Collected data entries
= = =

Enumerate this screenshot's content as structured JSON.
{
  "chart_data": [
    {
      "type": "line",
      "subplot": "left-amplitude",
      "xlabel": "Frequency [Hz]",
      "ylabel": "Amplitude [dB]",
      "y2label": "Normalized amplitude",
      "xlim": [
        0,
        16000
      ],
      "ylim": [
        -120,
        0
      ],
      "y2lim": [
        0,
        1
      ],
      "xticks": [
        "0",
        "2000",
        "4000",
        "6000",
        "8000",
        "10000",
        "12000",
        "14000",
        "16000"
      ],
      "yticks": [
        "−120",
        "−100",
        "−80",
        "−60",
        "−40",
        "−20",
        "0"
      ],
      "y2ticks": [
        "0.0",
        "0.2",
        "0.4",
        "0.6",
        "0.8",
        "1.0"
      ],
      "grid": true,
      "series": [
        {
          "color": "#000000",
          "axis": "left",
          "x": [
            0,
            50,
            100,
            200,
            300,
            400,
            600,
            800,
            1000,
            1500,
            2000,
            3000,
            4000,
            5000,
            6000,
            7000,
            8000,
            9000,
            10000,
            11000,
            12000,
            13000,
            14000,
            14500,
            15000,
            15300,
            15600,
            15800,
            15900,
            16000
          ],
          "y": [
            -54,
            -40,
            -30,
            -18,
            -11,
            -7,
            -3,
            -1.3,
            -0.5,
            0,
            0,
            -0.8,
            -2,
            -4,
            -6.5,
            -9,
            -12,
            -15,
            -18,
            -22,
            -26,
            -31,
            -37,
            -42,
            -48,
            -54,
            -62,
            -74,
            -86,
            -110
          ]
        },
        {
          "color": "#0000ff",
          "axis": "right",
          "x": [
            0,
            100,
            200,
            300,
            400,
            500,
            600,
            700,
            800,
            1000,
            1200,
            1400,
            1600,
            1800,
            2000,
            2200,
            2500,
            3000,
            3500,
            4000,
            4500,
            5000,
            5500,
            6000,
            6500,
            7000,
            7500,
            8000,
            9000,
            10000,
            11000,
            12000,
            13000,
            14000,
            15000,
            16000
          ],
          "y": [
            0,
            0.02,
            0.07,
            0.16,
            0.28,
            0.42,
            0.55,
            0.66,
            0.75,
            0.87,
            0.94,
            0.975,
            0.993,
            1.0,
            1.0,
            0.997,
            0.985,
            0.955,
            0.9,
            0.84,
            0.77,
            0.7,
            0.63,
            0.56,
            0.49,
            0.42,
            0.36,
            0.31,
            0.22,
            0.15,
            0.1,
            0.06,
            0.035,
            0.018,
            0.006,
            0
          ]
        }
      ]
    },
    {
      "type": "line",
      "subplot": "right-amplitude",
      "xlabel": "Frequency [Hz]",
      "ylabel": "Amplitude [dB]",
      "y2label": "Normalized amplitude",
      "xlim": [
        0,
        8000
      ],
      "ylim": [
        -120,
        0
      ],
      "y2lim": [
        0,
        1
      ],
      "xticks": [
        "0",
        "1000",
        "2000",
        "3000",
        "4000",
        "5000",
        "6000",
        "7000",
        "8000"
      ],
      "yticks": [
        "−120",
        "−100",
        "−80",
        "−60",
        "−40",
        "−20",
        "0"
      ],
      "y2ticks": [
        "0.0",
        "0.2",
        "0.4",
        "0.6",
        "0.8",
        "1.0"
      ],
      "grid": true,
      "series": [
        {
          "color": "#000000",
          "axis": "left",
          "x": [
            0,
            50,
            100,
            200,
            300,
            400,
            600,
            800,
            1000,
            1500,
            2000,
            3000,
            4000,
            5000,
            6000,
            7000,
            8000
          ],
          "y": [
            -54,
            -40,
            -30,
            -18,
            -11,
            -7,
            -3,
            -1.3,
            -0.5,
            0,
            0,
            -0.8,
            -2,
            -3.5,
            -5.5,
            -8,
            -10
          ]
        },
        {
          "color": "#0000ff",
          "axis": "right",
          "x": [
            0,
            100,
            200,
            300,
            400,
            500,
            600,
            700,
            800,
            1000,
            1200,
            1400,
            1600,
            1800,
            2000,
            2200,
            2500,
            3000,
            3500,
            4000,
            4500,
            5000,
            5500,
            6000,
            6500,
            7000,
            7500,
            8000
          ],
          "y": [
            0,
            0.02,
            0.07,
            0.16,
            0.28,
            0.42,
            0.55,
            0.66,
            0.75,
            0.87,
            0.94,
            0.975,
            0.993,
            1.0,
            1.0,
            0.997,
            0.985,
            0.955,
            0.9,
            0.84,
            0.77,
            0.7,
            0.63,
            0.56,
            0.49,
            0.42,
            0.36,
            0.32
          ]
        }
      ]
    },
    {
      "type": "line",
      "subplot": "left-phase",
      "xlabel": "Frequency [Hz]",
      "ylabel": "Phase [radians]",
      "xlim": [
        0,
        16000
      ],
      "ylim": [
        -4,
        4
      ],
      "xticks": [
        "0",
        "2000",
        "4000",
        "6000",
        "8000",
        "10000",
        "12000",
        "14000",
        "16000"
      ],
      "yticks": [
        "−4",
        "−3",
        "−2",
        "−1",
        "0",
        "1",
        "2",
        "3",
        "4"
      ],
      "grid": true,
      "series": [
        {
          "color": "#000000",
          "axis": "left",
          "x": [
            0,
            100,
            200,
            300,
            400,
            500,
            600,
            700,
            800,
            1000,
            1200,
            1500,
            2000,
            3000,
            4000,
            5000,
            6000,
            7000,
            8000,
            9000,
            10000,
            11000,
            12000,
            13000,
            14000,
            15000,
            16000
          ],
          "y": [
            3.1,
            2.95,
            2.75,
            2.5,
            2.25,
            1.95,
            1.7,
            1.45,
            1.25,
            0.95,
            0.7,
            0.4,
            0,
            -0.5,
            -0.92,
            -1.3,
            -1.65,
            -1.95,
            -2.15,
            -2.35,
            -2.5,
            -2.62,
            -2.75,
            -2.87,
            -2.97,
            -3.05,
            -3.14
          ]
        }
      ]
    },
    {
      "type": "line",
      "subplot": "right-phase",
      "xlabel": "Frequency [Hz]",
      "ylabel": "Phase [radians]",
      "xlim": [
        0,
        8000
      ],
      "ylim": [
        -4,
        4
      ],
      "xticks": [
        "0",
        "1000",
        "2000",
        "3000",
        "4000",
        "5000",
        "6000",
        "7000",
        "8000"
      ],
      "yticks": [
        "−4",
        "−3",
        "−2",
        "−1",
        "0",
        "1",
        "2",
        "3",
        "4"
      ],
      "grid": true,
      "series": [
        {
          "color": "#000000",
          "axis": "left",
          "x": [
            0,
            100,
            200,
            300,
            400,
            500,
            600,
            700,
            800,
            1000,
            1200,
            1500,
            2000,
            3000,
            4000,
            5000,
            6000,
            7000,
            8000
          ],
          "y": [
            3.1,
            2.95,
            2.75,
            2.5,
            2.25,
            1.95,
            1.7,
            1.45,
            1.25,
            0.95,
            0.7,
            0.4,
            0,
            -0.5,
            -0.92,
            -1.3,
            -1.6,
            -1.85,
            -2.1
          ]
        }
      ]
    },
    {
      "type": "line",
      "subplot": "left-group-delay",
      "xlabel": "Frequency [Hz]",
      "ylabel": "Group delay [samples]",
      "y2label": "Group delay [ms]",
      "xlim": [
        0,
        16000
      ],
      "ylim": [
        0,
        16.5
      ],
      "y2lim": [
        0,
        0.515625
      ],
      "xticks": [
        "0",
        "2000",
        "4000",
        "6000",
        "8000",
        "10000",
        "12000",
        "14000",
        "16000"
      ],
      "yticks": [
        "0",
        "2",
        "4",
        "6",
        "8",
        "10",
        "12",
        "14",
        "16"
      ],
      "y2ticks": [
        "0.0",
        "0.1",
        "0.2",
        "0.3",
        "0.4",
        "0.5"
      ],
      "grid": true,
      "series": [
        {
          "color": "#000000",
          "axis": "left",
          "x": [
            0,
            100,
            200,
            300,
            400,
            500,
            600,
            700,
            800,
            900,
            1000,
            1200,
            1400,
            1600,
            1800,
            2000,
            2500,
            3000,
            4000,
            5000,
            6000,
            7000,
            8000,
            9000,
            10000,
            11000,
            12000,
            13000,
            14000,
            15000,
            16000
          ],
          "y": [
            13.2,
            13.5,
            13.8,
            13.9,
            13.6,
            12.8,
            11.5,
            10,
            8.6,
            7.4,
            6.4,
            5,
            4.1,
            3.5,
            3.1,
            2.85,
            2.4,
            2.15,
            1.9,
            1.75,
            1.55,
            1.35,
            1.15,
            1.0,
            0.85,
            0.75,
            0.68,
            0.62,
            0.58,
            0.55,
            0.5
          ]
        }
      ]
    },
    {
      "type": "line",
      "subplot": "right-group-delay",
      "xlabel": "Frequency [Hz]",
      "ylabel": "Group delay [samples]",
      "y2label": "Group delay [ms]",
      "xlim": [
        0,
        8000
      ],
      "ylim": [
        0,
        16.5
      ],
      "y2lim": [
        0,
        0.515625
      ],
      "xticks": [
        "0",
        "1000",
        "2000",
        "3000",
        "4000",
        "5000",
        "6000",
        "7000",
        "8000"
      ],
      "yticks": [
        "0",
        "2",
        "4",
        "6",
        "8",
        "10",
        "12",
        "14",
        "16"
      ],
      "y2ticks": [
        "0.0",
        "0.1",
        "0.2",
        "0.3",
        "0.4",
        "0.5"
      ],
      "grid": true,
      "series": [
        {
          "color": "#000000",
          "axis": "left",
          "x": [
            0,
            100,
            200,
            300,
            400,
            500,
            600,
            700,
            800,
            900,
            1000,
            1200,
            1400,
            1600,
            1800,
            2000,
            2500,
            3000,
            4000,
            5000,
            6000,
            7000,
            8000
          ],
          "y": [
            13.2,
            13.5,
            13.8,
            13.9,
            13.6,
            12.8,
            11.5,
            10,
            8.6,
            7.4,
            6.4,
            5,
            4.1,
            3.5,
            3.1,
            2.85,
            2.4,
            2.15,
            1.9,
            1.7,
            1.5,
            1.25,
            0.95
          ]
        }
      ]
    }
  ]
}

= = =

Your objective
Every line containing the string "subplot" must be listed.

Full solution
      "subplot": "left-amplitude",
      "subplot": "right-amplitude",
      "subplot": "left-phase",
      "subplot": "right-phase",
      "subplot": "left-group-delay",
      "subplot": "right-group-delay",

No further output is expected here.